◆ **YOUR TASK**:
Copy out every record precisely.

_ _ _ _

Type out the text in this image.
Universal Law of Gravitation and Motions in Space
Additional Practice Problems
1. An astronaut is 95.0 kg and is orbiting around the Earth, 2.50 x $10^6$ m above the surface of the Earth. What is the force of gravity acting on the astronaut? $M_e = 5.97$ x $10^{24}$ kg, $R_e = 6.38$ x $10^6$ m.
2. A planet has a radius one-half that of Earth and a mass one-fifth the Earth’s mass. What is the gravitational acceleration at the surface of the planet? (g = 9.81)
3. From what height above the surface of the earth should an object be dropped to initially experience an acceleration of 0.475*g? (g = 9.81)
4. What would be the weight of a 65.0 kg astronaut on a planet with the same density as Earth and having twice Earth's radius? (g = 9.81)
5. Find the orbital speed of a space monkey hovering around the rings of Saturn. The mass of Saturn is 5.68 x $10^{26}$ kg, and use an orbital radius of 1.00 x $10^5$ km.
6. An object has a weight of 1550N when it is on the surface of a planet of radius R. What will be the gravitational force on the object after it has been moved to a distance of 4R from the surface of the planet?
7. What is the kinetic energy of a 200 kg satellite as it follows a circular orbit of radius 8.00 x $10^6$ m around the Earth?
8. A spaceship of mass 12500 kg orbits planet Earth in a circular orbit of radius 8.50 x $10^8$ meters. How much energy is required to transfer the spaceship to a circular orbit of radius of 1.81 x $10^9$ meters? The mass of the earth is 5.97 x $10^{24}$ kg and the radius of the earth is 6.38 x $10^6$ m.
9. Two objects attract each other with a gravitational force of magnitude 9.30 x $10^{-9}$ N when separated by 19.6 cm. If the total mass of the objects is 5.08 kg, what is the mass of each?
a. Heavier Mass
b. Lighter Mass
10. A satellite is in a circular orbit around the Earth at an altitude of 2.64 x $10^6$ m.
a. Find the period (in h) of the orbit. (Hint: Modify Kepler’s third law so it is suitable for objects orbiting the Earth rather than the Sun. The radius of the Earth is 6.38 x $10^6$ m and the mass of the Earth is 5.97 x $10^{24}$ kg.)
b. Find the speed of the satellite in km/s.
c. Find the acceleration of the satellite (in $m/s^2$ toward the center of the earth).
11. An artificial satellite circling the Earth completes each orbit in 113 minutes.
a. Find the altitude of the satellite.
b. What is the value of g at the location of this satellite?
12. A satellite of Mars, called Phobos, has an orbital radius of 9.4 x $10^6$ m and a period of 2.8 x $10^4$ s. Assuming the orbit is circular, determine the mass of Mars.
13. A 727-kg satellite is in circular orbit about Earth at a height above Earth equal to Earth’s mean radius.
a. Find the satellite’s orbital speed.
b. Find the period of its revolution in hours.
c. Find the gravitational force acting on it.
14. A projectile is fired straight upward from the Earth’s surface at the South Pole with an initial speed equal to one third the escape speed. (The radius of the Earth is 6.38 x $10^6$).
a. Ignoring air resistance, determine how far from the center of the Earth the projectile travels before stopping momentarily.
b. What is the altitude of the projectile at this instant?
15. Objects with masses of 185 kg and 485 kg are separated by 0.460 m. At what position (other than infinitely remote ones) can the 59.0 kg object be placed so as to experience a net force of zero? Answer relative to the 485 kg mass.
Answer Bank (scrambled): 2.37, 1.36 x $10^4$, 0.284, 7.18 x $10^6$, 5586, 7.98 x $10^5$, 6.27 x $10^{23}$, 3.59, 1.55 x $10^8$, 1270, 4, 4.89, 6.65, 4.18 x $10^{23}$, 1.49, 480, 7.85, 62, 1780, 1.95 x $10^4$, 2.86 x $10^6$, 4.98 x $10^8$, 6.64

_ _ _ _

◆ **ANSWER TO THE EXERCISE**:
Type out the text in this image.
Universal Law of Gravitation and Motions in Space
Additional Practice Problems
1. An astronaut is 95.0 kg and is orbiting around the Earth, 2.50 x $10^6$ m above the surface of the Earth. What is the force of gravity acting on the astronaut? $M_e = 5.97$ x $10^{24}$ kg, $R_e = 6.38$ x $10^6$ m.
2. A planet has a radius one-half that of Earth and a mass one-fifth the Earth’s mass. What is the gravitational acceleration at the surface of the planet? (g = 9.81)
3. From what height above the surface of the earth should an object be dropped to initially experience an acceleration of 0.475*g? (g = 9.81)
4. What would be the weight of a 65.0 kg astronaut on a planet with the same density as Earth and having twice Earth's radius? (g = 9.81)
5. Find the orbital speed of a space monkey hovering around the rings of Saturn. The mass of Saturn is 5.68 x $10^{26}$ kg, and use an orbital radius of 1.00 x $10^5$ km.
6. An object has a weight of 1550N when it is on the surface of a planet of radius R. What will be the gravitational force on the object after it has been moved to a distance of 4R from the surface of the planet?
7. What is the kinetic energy of a 200 kg satellite as it follows a circular orbit of radius 8.00 x $10^6$ m around the Earth?
8. A spaceship of mass 12500 kg orbits planet Earth in a circular orbit of radius 8.50 x $10^8$ meters. How much energy is required to transfer the spaceship to a circular orbit of radius of 1.81 x $10^9$ meters? The mass of the earth is 5.97 x $10^{24}$ kg and the radius of the earth is 6.38 x $10^6$ m.
9. Two objects attract each other with a gravitational force of magnitude 9.30 x $10^{-9}$ N when separated by 19.6 cm. If the total mass of the objects is 5.08 kg, what is the mass of each?
a. Heavier Mass
b. Lighter Mass
10. A satellite is in a circular orbit around the Earth at an altitude of 2.64 x $10^6$ m.
a. Find the period (in h) of the orbit. (Hint: Modify Kepler’s third law so it is suitable for objects orbiting the Earth rather than the Sun. The radius of the Earth is 6.38 x $10^6$ m and the mass of the Earth is 5.97 x $10^{24}$ kg.)
b. Find the speed of the satellite in km/s.
c. Find the acceleration of the satellite (in $m/s^2$ toward the center of the earth).
11. An artificial satellite circling the Earth completes each orbit in 113 minutes.
a. Find the altitude of the satellite.
b. What is the value of g at the location of this satellite?
12. A satellite of Mars, called Phobos, has an orbital radius of 9.4 x $10^6$ m and a period of 2.8 x $10^4$ s. Assuming the orbit is circular, determine the mass of Mars.
13. A 727-kg satellite is in circular orbit about Earth at a height above Earth equal to Earth’s mean radius.
a. Find the satellite’s orbital speed.
b. Find the period of its revolution in hours.
c. Find the gravitational force acting on it.
14. A projectile is fired straight upward from the Earth’s surface at the South Pole with an initial speed equal to one third the escape speed. (The radius of the Earth is 6.38 x $10^6$).
a. Ignoring air resistance, determine how far from the center of the Earth the projectile travels before stopping momentarily.
b. What is the altitude of the projectile at this instant?
15. Objects with masses of 185 kg and 485 kg are separated by 0.460 m. At what position (other than infinitely remote ones) can the 59.0 kg object be placed so as to experience a net force of zero? Answer relative to the 485 kg mass.
Answer Bank (scrambled): 2.37, 1.36 x $10^4$, 0.284, 7.18 x $10^6$, 5586, 7.98 x $10^5$, 6.27 x $10^{23}$, 3.59, 1.55 x $10^8$, 1270, 4, 4.89, 6.65, 4.18 x $10^{23}$, 1.49, 480, 7.85, 62, 1780, 1.95 x $10^4$, 2.86 x $10^6$, 4.98 x $10^8$, 6.64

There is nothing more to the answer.